WORK REQUIRED
Set down the material once more, exactly as it appears.

INPUT RECORDS
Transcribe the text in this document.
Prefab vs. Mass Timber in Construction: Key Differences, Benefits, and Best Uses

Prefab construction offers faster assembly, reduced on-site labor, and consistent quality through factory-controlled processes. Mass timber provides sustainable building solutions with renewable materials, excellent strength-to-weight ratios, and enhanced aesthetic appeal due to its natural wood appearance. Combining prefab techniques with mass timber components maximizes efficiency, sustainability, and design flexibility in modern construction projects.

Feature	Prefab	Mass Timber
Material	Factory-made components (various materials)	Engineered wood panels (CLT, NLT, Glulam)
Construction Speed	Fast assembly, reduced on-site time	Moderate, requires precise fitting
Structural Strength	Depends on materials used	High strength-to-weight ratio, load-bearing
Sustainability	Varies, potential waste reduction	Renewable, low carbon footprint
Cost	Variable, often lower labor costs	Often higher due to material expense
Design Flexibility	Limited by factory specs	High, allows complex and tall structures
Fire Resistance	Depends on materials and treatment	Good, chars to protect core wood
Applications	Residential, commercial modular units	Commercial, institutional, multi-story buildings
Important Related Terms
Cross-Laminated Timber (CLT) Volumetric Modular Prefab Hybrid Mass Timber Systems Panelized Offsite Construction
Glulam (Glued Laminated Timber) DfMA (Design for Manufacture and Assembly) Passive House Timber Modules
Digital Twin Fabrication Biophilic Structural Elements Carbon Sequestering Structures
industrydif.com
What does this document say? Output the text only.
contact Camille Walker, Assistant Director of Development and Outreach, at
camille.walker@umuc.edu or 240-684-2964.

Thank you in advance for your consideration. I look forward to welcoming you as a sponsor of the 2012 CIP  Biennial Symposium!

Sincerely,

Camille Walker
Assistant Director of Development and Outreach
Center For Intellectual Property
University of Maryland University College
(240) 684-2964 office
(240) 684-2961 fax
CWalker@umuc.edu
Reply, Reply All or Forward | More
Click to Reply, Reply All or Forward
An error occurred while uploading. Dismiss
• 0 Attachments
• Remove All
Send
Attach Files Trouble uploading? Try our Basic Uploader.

CORRECT OUTPUT
Transcribe the text in this document.
Prefab vs. Mass Timber in Construction: Key Differences, Benefits, and Best Uses

Prefab construction offers faster assembly, reduced on-site labor, and consistent quality through factory-controlled processes. Mass timber provides sustainable building solutions with renewable materials, excellent strength-to-weight ratios, and enhanced aesthetic appeal due to its natural wood appearance. Combining prefab techniques with mass timber components maximizes efficiency, sustainability, and design flexibility in modern construction projects.

Feature	Prefab	Mass Timber
Material	Factory-made components (various materials)	Engineered wood panels (CLT, NLT, Glulam)
Construction Speed	Fast assembly, reduced on-site time	Moderate, requires precise fitting
Structural Strength	Depends on materials used	High strength-to-weight ratio, load-bearing
Sustainability	Varies, potential waste reduction	Renewable, low carbon footprint
Cost	Variable, often lower labor costs	Often higher due to material expense
Design Flexibility	Limited by factory specs	High, allows complex and tall structures
Fire Resistance	Depends on materials and treatment	Good, chars to protect core wood
Applications	Residential, commercial modular units	Commercial, institutional, multi-story buildings
Important Related Terms
Cross-Laminated Timber (CLT) Volumetric Modular Prefab Hybrid Mass Timber Systems Panelized Offsite Construction
Glulam (Glued Laminated Timber) DfMA (Design for Manufacture and Assembly) Passive House Timber Modules
Digital Twin Fabrication Biophilic Structural Elements Carbon Sequestering Structures
industrydif.com
What does this document say? Output the text only.
contact Camille Walker, Assistant Director of Development and Outreach, at
camille.walker@umuc.edu or 240-684-2964.

Thank you in advance for your consideration. I look forward to welcoming you as a sponsor of the 2012 CIP  Biennial Symposium!

Sincerely,

Camille Walker
Assistant Director of Development and Outreach
Center For Intellectual Property
University of Maryland University College
(240) 684-2964 office
(240) 684-2961 fax
CWalker@umuc.edu
Reply, Reply All or Forward | More
Click to Reply, Reply All or Forward
An error occurred while uploading. Dismiss
• 0 Attachments
• Remove All
Send
Attach Files Trouble uploading? Try our Basic Uploader.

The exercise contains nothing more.